__Collected data entries__.

☆ ☆ ☆

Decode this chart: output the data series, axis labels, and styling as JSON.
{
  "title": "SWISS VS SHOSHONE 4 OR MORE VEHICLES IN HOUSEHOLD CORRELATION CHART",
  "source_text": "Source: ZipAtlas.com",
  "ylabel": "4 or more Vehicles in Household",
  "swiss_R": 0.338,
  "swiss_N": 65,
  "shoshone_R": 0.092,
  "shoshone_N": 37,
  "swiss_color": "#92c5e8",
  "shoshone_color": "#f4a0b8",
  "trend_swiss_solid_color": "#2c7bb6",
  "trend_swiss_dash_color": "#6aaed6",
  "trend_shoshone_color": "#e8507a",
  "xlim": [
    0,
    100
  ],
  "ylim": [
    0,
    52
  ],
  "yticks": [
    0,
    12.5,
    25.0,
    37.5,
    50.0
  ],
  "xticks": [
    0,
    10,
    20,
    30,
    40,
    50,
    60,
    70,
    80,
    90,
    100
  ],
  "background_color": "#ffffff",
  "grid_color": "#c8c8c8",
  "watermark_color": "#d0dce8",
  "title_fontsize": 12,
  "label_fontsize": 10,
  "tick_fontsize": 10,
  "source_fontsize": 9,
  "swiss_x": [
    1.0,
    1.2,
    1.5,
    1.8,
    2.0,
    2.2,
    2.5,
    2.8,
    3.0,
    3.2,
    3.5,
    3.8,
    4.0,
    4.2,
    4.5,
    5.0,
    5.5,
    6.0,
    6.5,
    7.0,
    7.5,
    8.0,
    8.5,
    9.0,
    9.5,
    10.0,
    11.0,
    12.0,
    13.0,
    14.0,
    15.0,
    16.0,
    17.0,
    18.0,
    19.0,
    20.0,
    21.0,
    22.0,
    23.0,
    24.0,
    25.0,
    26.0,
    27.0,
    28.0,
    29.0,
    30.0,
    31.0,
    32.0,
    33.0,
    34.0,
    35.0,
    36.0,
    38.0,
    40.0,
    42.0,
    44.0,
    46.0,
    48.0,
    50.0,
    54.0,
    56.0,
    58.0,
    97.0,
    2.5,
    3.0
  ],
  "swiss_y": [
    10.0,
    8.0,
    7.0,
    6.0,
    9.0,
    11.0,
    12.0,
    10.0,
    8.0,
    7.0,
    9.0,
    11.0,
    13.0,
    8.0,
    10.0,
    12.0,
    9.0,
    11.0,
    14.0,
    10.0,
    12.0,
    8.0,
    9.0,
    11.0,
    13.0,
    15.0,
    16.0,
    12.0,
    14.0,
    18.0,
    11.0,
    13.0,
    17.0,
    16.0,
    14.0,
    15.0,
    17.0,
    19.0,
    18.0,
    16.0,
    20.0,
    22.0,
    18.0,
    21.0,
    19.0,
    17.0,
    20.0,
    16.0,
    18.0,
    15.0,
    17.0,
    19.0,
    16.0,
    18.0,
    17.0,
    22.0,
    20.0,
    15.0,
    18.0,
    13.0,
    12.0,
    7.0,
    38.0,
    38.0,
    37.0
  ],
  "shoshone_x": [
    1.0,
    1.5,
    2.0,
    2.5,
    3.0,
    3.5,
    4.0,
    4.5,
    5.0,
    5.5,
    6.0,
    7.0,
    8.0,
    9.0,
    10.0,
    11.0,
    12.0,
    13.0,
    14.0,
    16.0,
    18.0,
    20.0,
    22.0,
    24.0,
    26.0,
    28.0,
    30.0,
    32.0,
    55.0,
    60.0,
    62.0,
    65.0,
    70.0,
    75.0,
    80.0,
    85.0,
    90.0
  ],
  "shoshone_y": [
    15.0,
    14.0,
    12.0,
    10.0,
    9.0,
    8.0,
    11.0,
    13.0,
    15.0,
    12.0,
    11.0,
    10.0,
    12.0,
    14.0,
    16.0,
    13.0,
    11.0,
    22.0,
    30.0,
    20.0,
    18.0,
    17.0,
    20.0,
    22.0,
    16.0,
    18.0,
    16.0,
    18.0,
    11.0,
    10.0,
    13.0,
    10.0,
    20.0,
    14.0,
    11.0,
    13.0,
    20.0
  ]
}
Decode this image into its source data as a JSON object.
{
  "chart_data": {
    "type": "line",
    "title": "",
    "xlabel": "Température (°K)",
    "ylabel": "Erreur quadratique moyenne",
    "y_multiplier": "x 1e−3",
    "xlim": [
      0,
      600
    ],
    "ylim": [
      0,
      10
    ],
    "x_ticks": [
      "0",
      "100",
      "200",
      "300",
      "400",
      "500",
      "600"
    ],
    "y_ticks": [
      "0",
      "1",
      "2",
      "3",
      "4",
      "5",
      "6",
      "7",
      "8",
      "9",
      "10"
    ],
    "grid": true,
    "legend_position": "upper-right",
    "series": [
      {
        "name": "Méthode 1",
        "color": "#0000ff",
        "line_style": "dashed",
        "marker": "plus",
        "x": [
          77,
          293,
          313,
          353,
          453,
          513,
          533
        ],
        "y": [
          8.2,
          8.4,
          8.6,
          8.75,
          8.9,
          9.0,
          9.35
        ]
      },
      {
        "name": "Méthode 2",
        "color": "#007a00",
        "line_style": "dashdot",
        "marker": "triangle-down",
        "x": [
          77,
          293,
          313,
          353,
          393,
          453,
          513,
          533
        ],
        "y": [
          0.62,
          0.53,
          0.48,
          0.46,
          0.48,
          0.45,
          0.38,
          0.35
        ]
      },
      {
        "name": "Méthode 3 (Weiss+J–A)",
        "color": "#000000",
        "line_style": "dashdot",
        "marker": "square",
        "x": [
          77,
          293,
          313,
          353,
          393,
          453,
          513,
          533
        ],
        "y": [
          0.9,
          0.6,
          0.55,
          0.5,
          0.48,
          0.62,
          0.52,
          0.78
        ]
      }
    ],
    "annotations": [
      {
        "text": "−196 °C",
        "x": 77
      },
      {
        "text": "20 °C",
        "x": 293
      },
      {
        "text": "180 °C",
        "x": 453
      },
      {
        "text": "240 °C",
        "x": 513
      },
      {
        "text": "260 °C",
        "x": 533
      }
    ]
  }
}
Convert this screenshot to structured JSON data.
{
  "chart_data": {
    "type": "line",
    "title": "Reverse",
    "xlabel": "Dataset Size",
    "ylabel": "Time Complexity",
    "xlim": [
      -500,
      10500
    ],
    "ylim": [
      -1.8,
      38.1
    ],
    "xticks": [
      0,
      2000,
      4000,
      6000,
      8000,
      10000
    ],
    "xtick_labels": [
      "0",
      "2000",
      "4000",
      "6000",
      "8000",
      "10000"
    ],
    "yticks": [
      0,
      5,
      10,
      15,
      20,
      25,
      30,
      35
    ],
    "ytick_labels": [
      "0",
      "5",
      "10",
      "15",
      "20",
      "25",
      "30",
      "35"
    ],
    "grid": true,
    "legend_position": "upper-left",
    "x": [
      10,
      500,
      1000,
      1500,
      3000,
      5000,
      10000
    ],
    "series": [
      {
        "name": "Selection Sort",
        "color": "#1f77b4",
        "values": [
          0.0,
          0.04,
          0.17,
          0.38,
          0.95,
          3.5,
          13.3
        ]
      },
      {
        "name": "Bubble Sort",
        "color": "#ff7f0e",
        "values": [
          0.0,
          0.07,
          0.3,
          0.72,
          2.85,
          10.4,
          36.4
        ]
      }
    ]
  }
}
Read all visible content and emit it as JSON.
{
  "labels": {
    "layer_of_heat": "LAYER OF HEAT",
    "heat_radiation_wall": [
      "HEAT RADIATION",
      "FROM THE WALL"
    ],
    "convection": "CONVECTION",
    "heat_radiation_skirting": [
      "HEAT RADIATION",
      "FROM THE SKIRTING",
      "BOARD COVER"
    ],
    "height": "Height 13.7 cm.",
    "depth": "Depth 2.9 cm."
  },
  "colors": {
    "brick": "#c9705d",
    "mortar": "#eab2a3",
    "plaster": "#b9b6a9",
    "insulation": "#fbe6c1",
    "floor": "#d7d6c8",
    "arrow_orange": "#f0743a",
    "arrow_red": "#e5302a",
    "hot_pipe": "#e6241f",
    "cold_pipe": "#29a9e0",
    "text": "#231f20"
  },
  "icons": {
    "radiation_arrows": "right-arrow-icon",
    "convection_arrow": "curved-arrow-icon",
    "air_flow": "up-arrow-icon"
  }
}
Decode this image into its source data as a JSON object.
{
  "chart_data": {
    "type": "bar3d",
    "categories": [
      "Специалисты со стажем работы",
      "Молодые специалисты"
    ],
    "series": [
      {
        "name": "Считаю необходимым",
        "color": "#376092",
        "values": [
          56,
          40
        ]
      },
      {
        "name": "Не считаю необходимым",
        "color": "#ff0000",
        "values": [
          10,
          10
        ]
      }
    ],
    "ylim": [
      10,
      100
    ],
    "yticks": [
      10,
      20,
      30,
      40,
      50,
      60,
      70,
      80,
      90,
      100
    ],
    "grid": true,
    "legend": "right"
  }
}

☆ ☆ ☆

__Goal__.
Show every line from the entries above in which "name" appears.

__Response to this task__.
        "name": "Méthode 1",
        "name": "Méthode 2",
        "name": "Méthode 3 (Weiss+J–A)",
        "name": "Selection Sort",
        "name": "Bubble Sort",
        "name": "Считаю необходимым",
        "name": "Не считаю необходимым",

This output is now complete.